Excerpts from a figure dataset:
Start

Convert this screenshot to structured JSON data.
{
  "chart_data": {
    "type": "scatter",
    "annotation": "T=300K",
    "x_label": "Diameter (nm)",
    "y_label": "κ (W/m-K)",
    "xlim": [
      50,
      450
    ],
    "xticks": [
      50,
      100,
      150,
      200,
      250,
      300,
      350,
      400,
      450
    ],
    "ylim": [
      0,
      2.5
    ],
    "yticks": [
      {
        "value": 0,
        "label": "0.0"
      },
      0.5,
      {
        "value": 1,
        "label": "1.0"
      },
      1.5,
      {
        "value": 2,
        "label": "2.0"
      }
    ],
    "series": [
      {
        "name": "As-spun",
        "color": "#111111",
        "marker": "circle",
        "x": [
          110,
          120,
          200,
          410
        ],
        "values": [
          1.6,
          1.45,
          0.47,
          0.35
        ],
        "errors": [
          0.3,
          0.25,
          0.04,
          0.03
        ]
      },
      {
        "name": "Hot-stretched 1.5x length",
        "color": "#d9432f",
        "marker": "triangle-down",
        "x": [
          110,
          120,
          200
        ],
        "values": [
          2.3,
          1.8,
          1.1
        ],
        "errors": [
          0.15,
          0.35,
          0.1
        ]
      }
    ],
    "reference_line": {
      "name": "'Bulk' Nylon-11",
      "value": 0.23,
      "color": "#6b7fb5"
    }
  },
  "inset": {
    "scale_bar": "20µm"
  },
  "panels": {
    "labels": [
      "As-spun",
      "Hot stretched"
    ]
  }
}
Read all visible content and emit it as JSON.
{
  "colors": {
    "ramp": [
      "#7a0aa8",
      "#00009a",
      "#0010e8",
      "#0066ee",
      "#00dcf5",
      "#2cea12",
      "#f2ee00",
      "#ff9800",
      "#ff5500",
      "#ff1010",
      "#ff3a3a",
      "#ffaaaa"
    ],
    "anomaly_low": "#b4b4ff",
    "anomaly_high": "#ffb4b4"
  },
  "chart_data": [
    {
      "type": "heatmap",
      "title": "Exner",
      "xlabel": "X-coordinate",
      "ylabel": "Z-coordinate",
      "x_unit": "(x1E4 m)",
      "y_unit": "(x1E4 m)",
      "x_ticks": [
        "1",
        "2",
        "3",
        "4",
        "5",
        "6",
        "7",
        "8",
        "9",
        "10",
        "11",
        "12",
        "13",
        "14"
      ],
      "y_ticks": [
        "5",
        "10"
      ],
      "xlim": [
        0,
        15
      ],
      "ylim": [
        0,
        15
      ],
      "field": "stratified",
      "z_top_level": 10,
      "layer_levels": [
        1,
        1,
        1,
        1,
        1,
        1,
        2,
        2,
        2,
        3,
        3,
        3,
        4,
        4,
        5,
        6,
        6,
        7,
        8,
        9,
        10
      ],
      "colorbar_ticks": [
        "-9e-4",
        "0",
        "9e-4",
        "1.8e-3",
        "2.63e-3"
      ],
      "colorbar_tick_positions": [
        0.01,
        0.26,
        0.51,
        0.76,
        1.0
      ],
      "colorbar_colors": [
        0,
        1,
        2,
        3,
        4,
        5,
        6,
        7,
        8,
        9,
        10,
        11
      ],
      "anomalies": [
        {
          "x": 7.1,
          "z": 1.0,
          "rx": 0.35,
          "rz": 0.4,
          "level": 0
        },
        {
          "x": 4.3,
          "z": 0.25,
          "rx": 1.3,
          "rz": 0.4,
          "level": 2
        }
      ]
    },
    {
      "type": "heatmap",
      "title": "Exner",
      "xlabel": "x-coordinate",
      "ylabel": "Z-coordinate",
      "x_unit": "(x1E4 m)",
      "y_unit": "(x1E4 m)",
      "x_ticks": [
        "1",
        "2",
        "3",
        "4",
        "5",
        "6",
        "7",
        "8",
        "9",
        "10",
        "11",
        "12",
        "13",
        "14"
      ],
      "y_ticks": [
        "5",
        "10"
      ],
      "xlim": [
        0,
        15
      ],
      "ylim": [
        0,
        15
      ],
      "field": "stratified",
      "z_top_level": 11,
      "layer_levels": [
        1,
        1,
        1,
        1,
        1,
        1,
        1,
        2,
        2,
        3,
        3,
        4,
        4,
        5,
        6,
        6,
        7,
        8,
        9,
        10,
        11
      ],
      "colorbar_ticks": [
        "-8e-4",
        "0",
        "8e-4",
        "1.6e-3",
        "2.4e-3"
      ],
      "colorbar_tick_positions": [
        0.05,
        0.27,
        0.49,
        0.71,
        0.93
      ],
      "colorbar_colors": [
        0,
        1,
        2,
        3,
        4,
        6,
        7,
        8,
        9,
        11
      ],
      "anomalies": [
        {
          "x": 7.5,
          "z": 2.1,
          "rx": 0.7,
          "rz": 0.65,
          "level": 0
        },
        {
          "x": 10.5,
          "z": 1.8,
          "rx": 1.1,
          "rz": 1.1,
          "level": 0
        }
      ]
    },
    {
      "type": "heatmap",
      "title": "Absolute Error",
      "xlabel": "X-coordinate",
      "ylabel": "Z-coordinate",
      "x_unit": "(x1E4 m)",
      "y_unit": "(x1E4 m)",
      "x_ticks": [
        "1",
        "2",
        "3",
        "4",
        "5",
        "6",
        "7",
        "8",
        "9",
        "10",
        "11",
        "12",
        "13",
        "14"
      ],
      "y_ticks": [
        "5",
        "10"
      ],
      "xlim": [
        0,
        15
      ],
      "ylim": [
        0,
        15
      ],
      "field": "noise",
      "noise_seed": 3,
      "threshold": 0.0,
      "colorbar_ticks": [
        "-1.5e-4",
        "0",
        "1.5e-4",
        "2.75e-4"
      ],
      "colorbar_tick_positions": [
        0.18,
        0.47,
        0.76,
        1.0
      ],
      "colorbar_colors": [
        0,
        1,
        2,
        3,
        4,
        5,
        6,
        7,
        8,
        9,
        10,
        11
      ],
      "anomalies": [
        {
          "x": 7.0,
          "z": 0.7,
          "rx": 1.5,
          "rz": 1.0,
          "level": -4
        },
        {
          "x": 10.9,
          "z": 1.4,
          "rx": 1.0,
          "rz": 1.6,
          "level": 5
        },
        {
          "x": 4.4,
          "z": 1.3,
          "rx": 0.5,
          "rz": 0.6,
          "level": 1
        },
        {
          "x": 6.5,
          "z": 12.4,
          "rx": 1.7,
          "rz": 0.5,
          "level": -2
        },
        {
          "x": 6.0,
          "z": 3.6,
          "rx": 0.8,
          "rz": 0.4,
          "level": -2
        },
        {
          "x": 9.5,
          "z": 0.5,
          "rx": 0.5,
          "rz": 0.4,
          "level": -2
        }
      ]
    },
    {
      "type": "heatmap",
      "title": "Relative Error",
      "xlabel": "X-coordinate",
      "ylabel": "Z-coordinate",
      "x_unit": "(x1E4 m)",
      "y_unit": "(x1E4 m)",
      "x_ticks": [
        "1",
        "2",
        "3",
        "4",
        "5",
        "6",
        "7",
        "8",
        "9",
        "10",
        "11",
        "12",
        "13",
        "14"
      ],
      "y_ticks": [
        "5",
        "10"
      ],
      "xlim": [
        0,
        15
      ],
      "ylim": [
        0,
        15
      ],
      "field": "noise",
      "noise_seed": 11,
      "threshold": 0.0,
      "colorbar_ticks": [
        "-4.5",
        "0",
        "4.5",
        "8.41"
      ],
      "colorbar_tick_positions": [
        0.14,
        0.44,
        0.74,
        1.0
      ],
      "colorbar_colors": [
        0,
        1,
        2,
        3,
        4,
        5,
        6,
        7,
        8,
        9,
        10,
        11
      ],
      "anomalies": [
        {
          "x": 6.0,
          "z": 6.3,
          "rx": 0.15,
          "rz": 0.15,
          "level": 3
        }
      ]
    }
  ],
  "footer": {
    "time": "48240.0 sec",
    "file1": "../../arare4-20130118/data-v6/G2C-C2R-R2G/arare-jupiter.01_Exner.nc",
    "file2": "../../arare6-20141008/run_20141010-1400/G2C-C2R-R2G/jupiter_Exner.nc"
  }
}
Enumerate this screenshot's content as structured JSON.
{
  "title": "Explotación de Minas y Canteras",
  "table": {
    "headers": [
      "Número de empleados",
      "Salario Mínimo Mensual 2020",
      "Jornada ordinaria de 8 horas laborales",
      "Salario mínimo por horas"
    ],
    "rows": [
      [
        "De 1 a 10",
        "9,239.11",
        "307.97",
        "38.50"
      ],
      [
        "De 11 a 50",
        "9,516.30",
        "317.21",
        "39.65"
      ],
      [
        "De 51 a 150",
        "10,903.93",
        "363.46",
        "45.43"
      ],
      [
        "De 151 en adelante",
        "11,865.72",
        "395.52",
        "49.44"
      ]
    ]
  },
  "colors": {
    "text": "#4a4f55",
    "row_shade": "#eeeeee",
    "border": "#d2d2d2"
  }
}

End

> Stated problem
Only the lines from the one that contains "Enumerate this screenshot's" to the end of the data should be output, exactly as they appear.

> Finished answer
Enumerate this screenshot's content as structured JSON.
{
  "title": "Explotación de Minas y Canteras",
  "table": {
    "headers": [
      "Número de empleados",
      "Salario Mínimo Mensual 2020",
      "Jornada ordinaria de 8 horas laborales",
      "Salario mínimo por horas"
    ],
    "rows": [
      [
        "De 1 a 10",
        "9,239.11",
        "307.97",
        "38.50"
      ],
      [
        "De 11 a 50",
        "9,516.30",
        "317.21",
        "39.65"
      ],
      [
        "De 51 a 150",
        "10,903.93",
        "363.46",
        "45.43"
      ],
      [
        "De 151 en adelante",
        "11,865.72",
        "395.52",
        "49.44"
      ]
    ]
  },
  "colors": {
    "text": "#4a4f55",
    "row_shade": "#eeeeee",
    "border": "#d2d2d2"
  }
}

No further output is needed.